_WORK TO BE COMPLETED_. Reproduce all of the data that follows, character for character.
>> BEGIN
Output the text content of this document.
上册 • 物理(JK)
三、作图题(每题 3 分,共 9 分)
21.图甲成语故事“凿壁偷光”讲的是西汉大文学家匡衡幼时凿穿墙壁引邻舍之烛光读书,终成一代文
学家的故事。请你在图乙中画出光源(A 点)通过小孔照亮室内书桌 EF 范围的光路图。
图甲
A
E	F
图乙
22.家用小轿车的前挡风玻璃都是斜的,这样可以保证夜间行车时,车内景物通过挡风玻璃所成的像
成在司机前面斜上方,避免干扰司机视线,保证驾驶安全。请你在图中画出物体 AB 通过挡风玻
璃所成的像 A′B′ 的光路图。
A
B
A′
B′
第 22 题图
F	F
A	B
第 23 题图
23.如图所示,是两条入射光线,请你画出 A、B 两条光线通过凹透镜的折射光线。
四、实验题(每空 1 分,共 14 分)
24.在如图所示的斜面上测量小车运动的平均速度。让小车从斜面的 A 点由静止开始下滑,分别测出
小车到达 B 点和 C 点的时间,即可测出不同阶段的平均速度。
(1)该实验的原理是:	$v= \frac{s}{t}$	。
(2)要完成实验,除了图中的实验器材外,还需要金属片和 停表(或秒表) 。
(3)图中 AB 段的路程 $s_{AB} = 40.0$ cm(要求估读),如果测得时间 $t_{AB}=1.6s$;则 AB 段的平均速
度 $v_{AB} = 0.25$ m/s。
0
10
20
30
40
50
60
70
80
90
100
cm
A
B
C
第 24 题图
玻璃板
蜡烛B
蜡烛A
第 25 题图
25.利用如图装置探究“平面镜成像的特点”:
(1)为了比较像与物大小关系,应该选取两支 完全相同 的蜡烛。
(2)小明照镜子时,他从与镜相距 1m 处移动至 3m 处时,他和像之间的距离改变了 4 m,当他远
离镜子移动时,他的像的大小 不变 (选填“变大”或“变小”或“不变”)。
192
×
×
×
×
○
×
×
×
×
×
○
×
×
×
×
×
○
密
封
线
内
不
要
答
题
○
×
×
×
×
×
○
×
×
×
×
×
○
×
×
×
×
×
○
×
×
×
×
>> END
_SOLUTION_.
Output the text content of this document.
上册 • 物理(JK)
三、作图题(每题 3 分,共 9 分)
21.图甲成语故事“凿壁偷光”讲的是西汉大文学家匡衡幼时凿穿墙壁引邻舍之烛光读书,终成一代文
学家的故事。请你在图乙中画出光源(A 点)通过小孔照亮室内书桌 EF 范围的光路图。
图甲
A
E	F
图乙
22.家用小轿车的前挡风玻璃都是斜的,这样可以保证夜间行车时,车内景物通过挡风玻璃所成的像
成在司机前面斜上方,避免干扰司机视线,保证驾驶安全。请你在图中画出物体 AB 通过挡风玻
璃所成的像 A′B′ 的光路图。
A
B
A′
B′
第 22 题图
F	F
A	B
第 23 题图
23.如图所示,是两条入射光线,请你画出 A、B 两条光线通过凹透镜的折射光线。
四、实验题(每空 1 分,共 14 分)
24.在如图所示的斜面上测量小车运动的平均速度。让小车从斜面的 A 点由静止开始下滑,分别测出
小车到达 B 点和 C 点的时间,即可测出不同阶段的平均速度。
(1)该实验的原理是:	$v= \frac{s}{t}$	。
(2)要完成实验,除了图中的实验器材外,还需要金属片和 停表(或秒表) 。
(3)图中 AB 段的路程 $s_{AB} = 40.0$ cm(要求估读),如果测得时间 $t_{AB}=1.6s$;则 AB 段的平均速
度 $v_{AB} = 0.25$ m/s。
0
10
20
30
40
50
60
70
80
90
100
cm
A
B
C
第 24 题图
玻璃板
蜡烛B
蜡烛A
第 25 题图
25.利用如图装置探究“平面镜成像的特点”:
(1)为了比较像与物大小关系,应该选取两支 完全相同 的蜡烛。
(2)小明照镜子时,他从与镜相距 1m 处移动至 3m 处时,他和像之间的距离改变了 4 m,当他远
离镜子移动时,他的像的大小 不变 (选填“变大”或“变小”或“不变”)。
192
×
×
×
×
○
×
×
×
×
×
○
×
×
×
×
×
○
密
封
线
内
不
要
答
题
○
×
×
×
×
×
○
×
×
×
×
×
○
×
×
×
×
×
○
×
×
×
×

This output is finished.